[TASK DESCRIPTION]: Transcribe every entry word for word. Skip the pictures.

[DATASET ENTRIES]:
--*--
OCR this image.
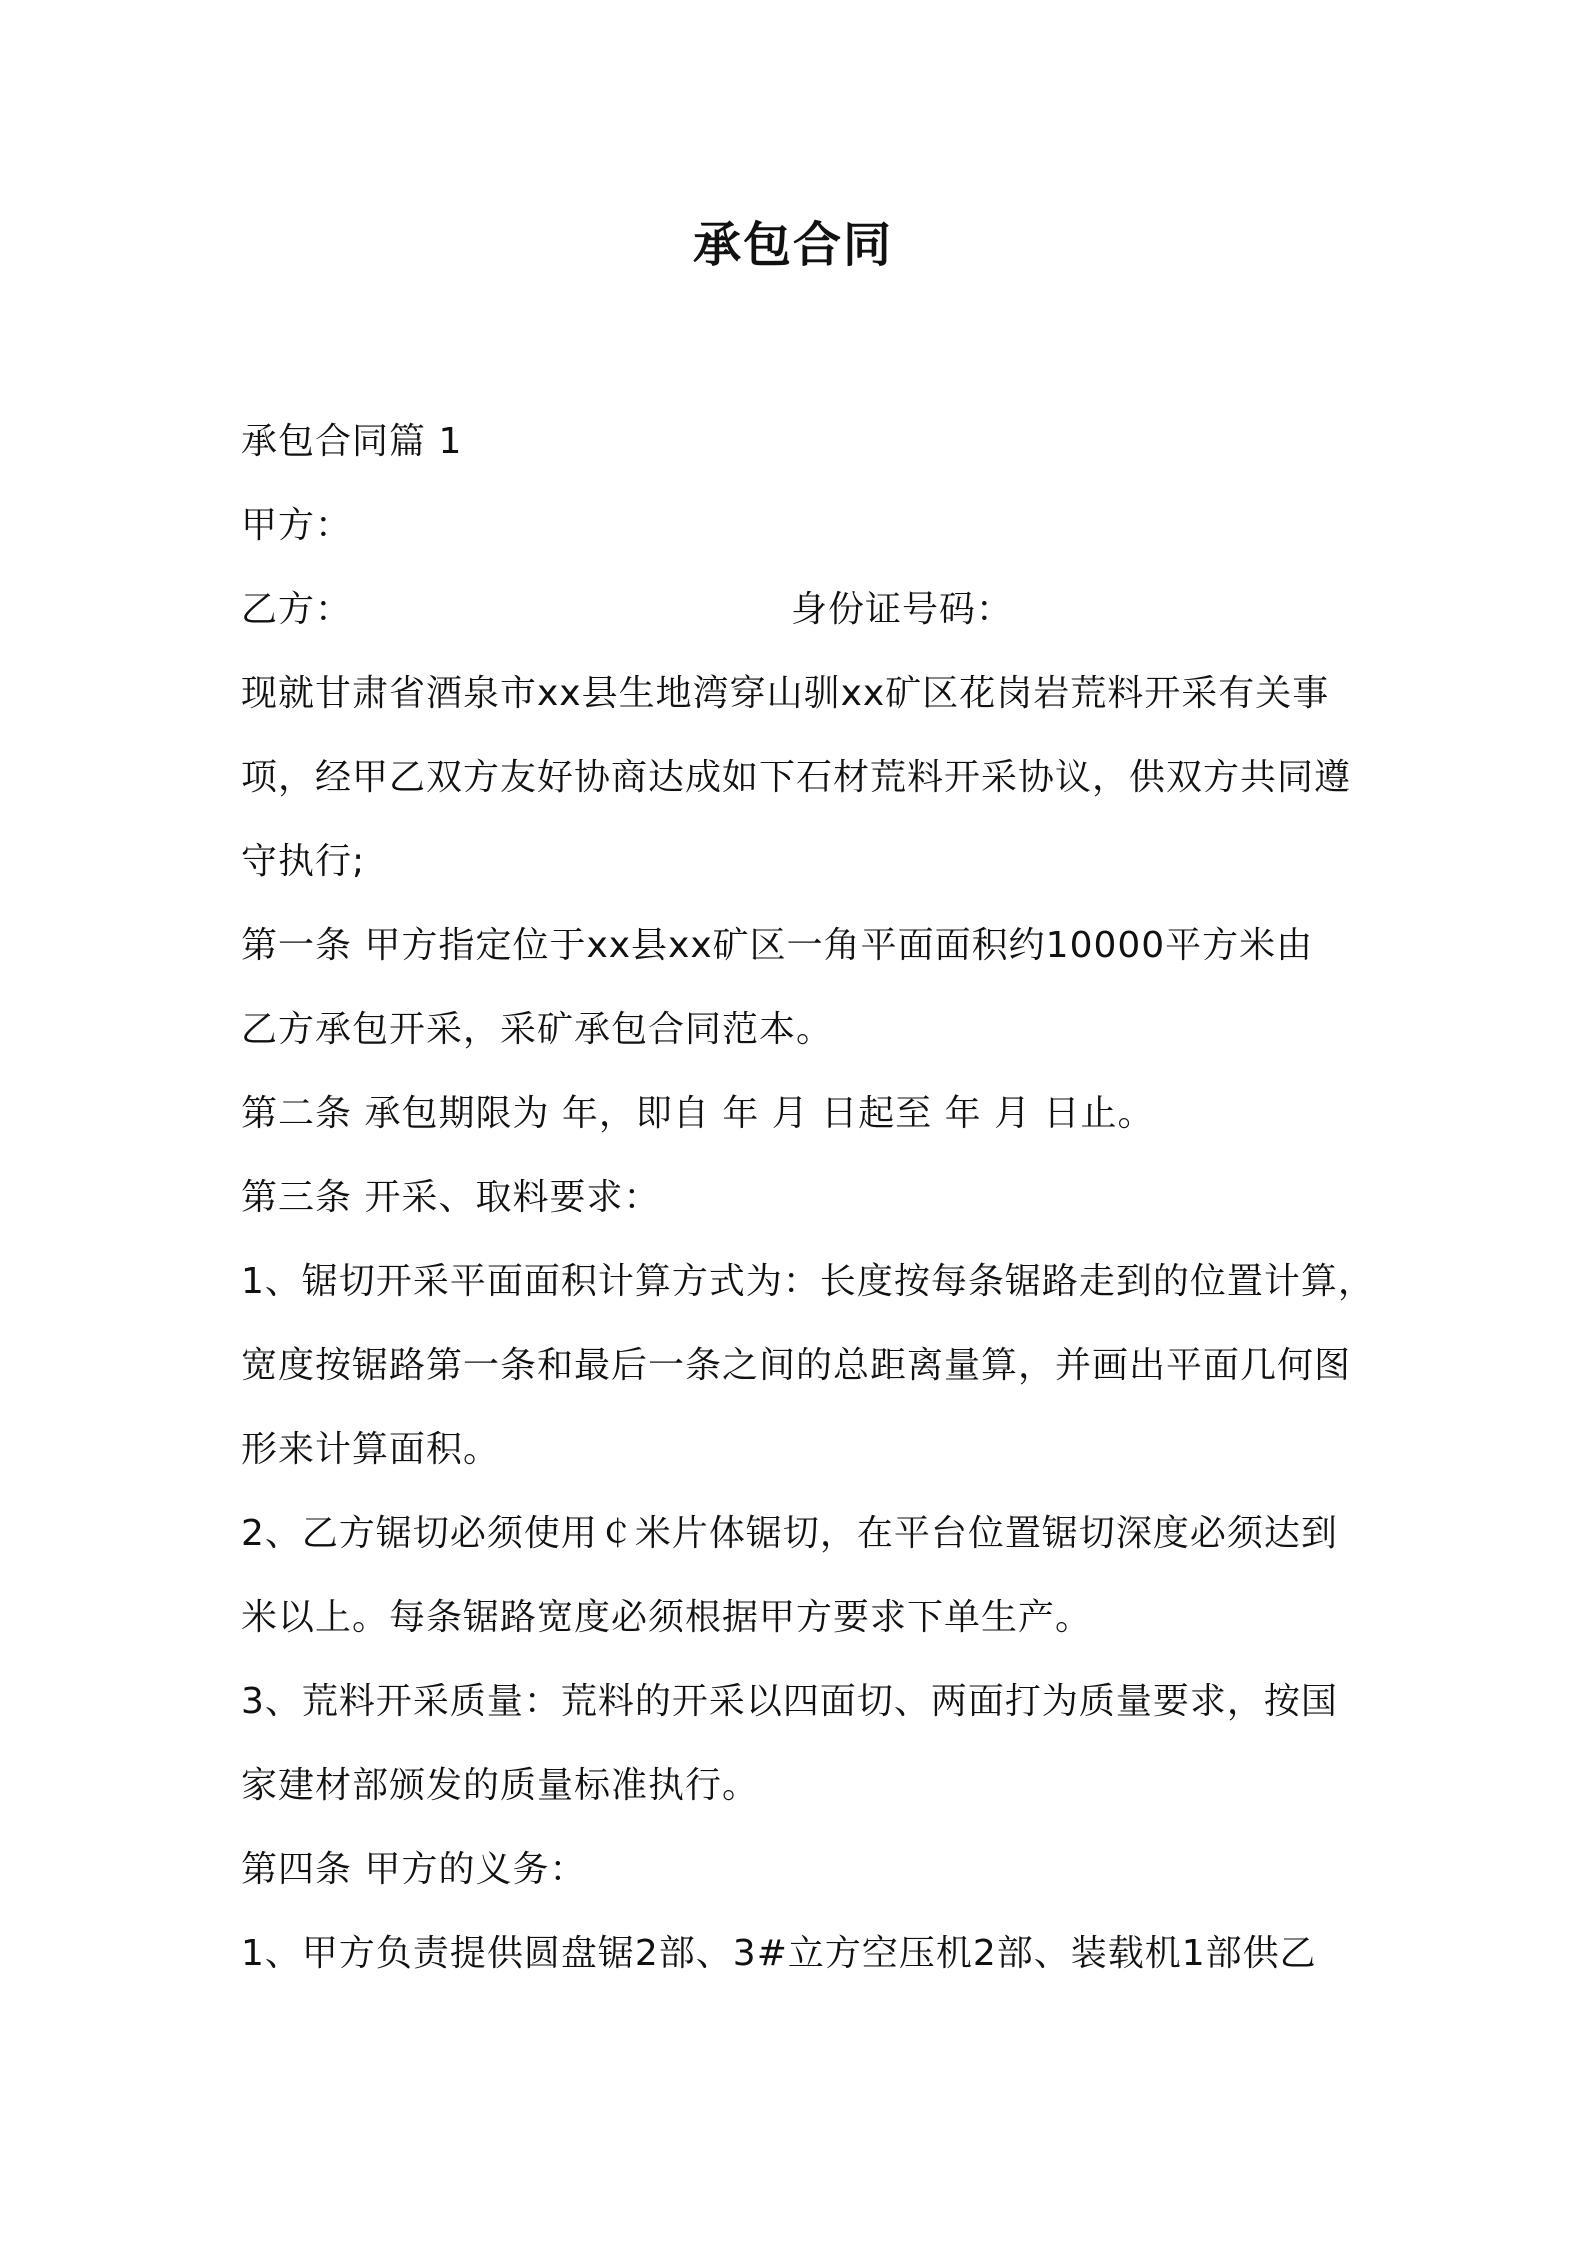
承包合同
承包合同篇 1
甲方：
乙方：	身份证号码：
现就甘肃省酒泉市xx县生地湾穿山驯xx矿区花岗岩荒料开采有关事
项，经甲乙双方友好协商达成如下石材荒料开采协议，供双方共同遵
守执行;
第一条 甲方指定位于xx县xx矿区一角平面面积约10000平方米由
乙方承包开采，采矿承包合同范本。
第二条 承包期限为 年，即自 年 月 日起至 年 月 日止。
第三条 开采、取料要求：
1、锯切开采平面面积计算方式为：长度按每条锯路走到的位置计算，
宽度按锯路第一条和最后一条之间的总距离量算，并画出平面几何图
形来计算面积。
2、乙方锯切必须使用￠米片体锯切，在平台位置锯切深度必须达到
米以上。每条锯路宽度必须根据甲方要求下单生产。
3、荒料开采质量：荒料的开采以四面切、两面打为质量要求，按国
家建材部颁发的质量标准执行。
第四条 甲方的义务：
1、甲方负责提供圆盘锯2部、3#立方空压机2部、装载机1部供乙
--*--
[WRITTEN REPLY]:
OCR this image.
承包合同
承包合同篇 1
甲方：
乙方：	身份证号码：
现就甘肃省酒泉市xx县生地湾穿山驯xx矿区花岗岩荒料开采有关事
项，经甲乙双方友好协商达成如下石材荒料开采协议，供双方共同遵
守执行;
第一条 甲方指定位于xx县xx矿区一角平面面积约10000平方米由
乙方承包开采，采矿承包合同范本。
第二条 承包期限为 年，即自 年 月 日起至 年 月 日止。
第三条 开采、取料要求：
1、锯切开采平面面积计算方式为：长度按每条锯路走到的位置计算，
宽度按锯路第一条和最后一条之间的总距离量算，并画出平面几何图
形来计算面积。
2、乙方锯切必须使用￠米片体锯切，在平台位置锯切深度必须达到
米以上。每条锯路宽度必须根据甲方要求下单生产。
3、荒料开采质量：荒料的开采以四面切、两面打为质量要求，按国
家建材部颁发的质量标准执行。
第四条 甲方的义务：
1、甲方负责提供圆盘锯2部、3#立方空压机2部、装载机1部供乙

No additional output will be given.